• **TASK STATEMENT**: Copy out all the lines exactly. Omit pictures.

===== DATA SUPPLIED

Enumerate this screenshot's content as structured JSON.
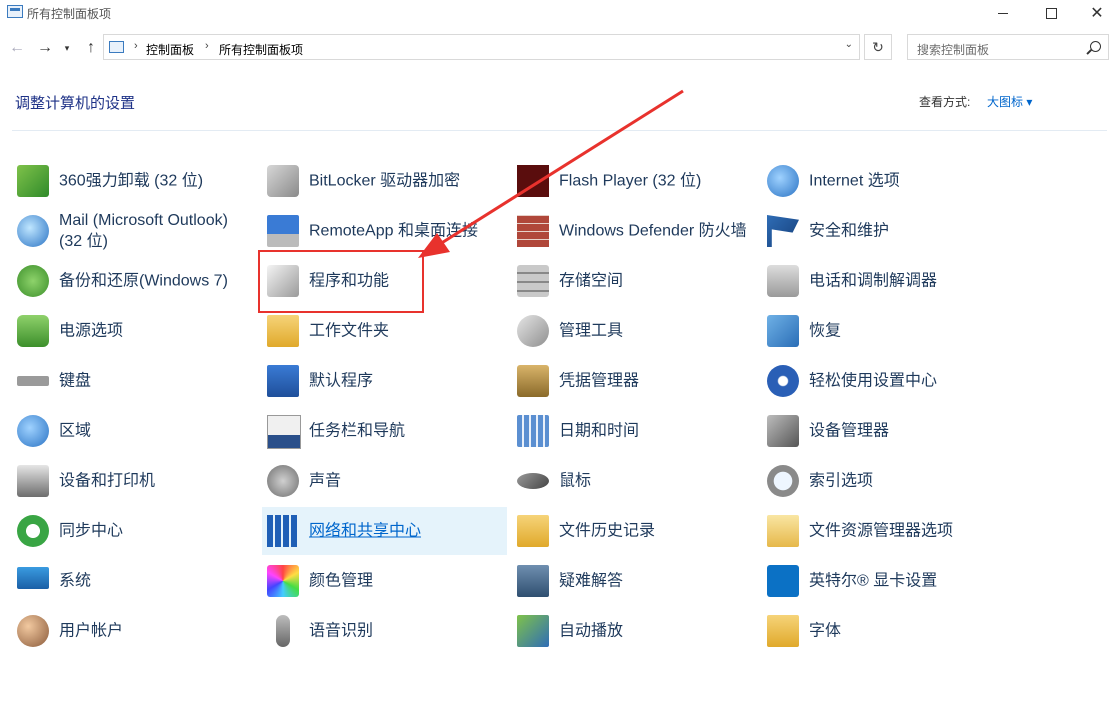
{
  "window": {
    "title": "所有控制面板项"
  },
  "address": {
    "crumbs": [
      "控制面板",
      "所有控制面板项"
    ]
  },
  "search": {
    "placeholder": "搜索控制面板"
  },
  "header": {
    "title": "调整计算机的设置",
    "view_by_label": "查看方式:",
    "view_by_value": "大图标 ▾"
  },
  "items": [
    {
      "label": "360强力卸载 (32 位)",
      "icon": "uninstall-icon"
    },
    {
      "label": "BitLocker 驱动器加密",
      "icon": "bitlocker-icon"
    },
    {
      "label": "Flash Player (32 位)",
      "icon": "flash-icon"
    },
    {
      "label": "Internet 选项",
      "icon": "internet-options-icon"
    },
    {
      "label": "Mail (Microsoft Outlook) (32 位)",
      "icon": "mail-icon"
    },
    {
      "label": "RemoteApp 和桌面连接",
      "icon": "remoteapp-icon"
    },
    {
      "label": "Windows Defender 防火墙",
      "icon": "firewall-icon"
    },
    {
      "label": "安全和维护",
      "icon": "flag-icon"
    },
    {
      "label": "备份和还原(Windows 7)",
      "icon": "backup-icon"
    },
    {
      "label": "程序和功能",
      "icon": "programs-icon"
    },
    {
      "label": "存储空间",
      "icon": "storage-icon"
    },
    {
      "label": "电话和调制解调器",
      "icon": "phone-icon"
    },
    {
      "label": "电源选项",
      "icon": "power-icon"
    },
    {
      "label": "工作文件夹",
      "icon": "work-folders-icon"
    },
    {
      "label": "管理工具",
      "icon": "admin-tools-icon"
    },
    {
      "label": "恢复",
      "icon": "recovery-icon"
    },
    {
      "label": "键盘",
      "icon": "keyboard-icon"
    },
    {
      "label": "默认程序",
      "icon": "default-programs-icon"
    },
    {
      "label": "凭据管理器",
      "icon": "credential-icon"
    },
    {
      "label": "轻松使用设置中心",
      "icon": "ease-of-access-icon"
    },
    {
      "label": "区域",
      "icon": "region-icon"
    },
    {
      "label": "任务栏和导航",
      "icon": "taskbar-icon"
    },
    {
      "label": "日期和时间",
      "icon": "calendar-icon"
    },
    {
      "label": "设备管理器",
      "icon": "device-manager-icon"
    },
    {
      "label": "设备和打印机",
      "icon": "printer-icon"
    },
    {
      "label": "声音",
      "icon": "speaker-icon"
    },
    {
      "label": "鼠标",
      "icon": "mouse-icon"
    },
    {
      "label": "索引选项",
      "icon": "index-icon"
    },
    {
      "label": "同步中心",
      "icon": "sync-icon"
    },
    {
      "label": "网络和共享中心",
      "icon": "network-icon"
    },
    {
      "label": "文件历史记录",
      "icon": "file-history-icon"
    },
    {
      "label": "文件资源管理器选项",
      "icon": "folder-options-icon"
    },
    {
      "label": "系统",
      "icon": "system-icon"
    },
    {
      "label": "颜色管理",
      "icon": "color-icon"
    },
    {
      "label": "疑难解答",
      "icon": "troubleshoot-icon"
    },
    {
      "label": "英特尔® 显卡设置",
      "icon": "intel-graphics-icon"
    },
    {
      "label": "用户帐户",
      "icon": "users-icon"
    },
    {
      "label": "语音识别",
      "icon": "microphone-icon"
    },
    {
      "label": "自动播放",
      "icon": "autoplay-icon"
    },
    {
      "label": "字体",
      "icon": "fonts-icon"
    }
  ],
  "annotation": {
    "color": "#e8322d"
  }
}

==========

• **EXPECTED OUTPUT**:
Enumerate this screenshot's content as structured JSON.
{
  "window": {
    "title": "所有控制面板项"
  },
  "address": {
    "crumbs": [
      "控制面板",
      "所有控制面板项"
    ]
  },
  "search": {
    "placeholder": "搜索控制面板"
  },
  "header": {
    "title": "调整计算机的设置",
    "view_by_label": "查看方式:",
    "view_by_value": "大图标 ▾"
  },
  "items": [
    {
      "label": "360强力卸载 (32 位)",
      "icon": "uninstall-icon"
    },
    {
      "label": "BitLocker 驱动器加密",
      "icon": "bitlocker-icon"
    },
    {
      "label": "Flash Player (32 位)",
      "icon": "flash-icon"
    },
    {
      "label": "Internet 选项",
      "icon": "internet-options-icon"
    },
    {
      "label": "Mail (Microsoft Outlook) (32 位)",
      "icon": "mail-icon"
    },
    {
      "label": "RemoteApp 和桌面连接",
      "icon": "remoteapp-icon"
    },
    {
      "label": "Windows Defender 防火墙",
      "icon": "firewall-icon"
    },
    {
      "label": "安全和维护",
      "icon": "flag-icon"
    },
    {
      "label": "备份和还原(Windows 7)",
      "icon": "backup-icon"
    },
    {
      "label": "程序和功能",
      "icon": "programs-icon"
    },
    {
      "label": "存储空间",
      "icon": "storage-icon"
    },
    {
      "label": "电话和调制解调器",
      "icon": "phone-icon"
    },
    {
      "label": "电源选项",
      "icon": "power-icon"
    },
    {
      "label": "工作文件夹",
      "icon": "work-folders-icon"
    },
    {
      "label": "管理工具",
      "icon": "admin-tools-icon"
    },
    {
      "label": "恢复",
      "icon": "recovery-icon"
    },
    {
      "label": "键盘",
      "icon": "keyboard-icon"
    },
    {
      "label": "默认程序",
      "icon": "default-programs-icon"
    },
    {
      "label": "凭据管理器",
      "icon": "credential-icon"
    },
    {
      "label": "轻松使用设置中心",
      "icon": "ease-of-access-icon"
    },
    {
      "label": "区域",
      "icon": "region-icon"
    },
    {
      "label": "任务栏和导航",
      "icon": "taskbar-icon"
    },
    {
      "label": "日期和时间",
      "icon": "calendar-icon"
    },
    {
      "label": "设备管理器",
      "icon": "device-manager-icon"
    },
    {
      "label": "设备和打印机",
      "icon": "printer-icon"
    },
    {
      "label": "声音",
      "icon": "speaker-icon"
    },
    {
      "label": "鼠标",
      "icon": "mouse-icon"
    },
    {
      "label": "索引选项",
      "icon": "index-icon"
    },
    {
      "label": "同步中心",
      "icon": "sync-icon"
    },
    {
      "label": "网络和共享中心",
      "icon": "network-icon"
    },
    {
      "label": "文件历史记录",
      "icon": "file-history-icon"
    },
    {
      "label": "文件资源管理器选项",
      "icon": "folder-options-icon"
    },
    {
      "label": "系统",
      "icon": "system-icon"
    },
    {
      "label": "颜色管理",
      "icon": "color-icon"
    },
    {
      "label": "疑难解答",
      "icon": "troubleshoot-icon"
    },
    {
      "label": "英特尔® 显卡设置",
      "icon": "intel-graphics-icon"
    },
    {
      "label": "用户帐户",
      "icon": "users-icon"
    },
    {
      "label": "语音识别",
      "icon": "microphone-icon"
    },
    {
      "label": "自动播放",
      "icon": "autoplay-icon"
    },
    {
      "label": "字体",
      "icon": "fonts-icon"
    }
  ],
  "annotation": {
    "color": "#e8322d"
  }
}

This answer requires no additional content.